■ **EXERCISE DIRECTIONS**
Tally the lines in the listing below that include "Feature". Answer with the count and nothing more.

[Dataset listings of figures]
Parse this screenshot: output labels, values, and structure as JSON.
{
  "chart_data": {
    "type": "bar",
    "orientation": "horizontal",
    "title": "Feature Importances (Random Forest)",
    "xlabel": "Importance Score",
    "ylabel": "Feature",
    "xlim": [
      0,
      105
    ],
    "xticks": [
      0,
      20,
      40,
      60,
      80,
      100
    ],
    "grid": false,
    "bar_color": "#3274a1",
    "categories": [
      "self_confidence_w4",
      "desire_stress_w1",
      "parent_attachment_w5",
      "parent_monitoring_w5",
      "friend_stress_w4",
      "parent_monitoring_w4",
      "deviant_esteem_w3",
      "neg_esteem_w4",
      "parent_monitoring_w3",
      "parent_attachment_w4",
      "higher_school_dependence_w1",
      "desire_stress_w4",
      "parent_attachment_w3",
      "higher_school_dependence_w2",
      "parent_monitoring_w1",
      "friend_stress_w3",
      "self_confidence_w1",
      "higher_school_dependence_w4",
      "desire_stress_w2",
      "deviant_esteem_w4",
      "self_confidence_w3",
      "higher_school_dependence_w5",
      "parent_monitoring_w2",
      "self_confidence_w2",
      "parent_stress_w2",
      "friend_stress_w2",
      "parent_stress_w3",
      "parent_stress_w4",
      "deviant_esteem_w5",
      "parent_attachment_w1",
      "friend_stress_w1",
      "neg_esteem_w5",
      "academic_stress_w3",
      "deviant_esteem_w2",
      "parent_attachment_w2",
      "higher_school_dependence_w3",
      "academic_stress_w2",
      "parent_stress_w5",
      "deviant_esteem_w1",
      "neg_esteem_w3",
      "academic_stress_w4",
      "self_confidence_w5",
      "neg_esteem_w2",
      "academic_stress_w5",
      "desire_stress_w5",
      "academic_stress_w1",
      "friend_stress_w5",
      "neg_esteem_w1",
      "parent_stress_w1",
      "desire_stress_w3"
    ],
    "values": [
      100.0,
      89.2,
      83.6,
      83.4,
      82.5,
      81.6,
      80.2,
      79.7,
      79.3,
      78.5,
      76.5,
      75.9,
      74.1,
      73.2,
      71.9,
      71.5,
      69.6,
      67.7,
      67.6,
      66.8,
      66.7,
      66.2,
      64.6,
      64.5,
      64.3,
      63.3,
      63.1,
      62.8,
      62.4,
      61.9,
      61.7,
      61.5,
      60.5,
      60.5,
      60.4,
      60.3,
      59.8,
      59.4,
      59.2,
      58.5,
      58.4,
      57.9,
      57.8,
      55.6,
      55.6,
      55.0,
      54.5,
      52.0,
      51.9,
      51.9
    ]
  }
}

■ **RESULT OF THIS EXERCISE**
2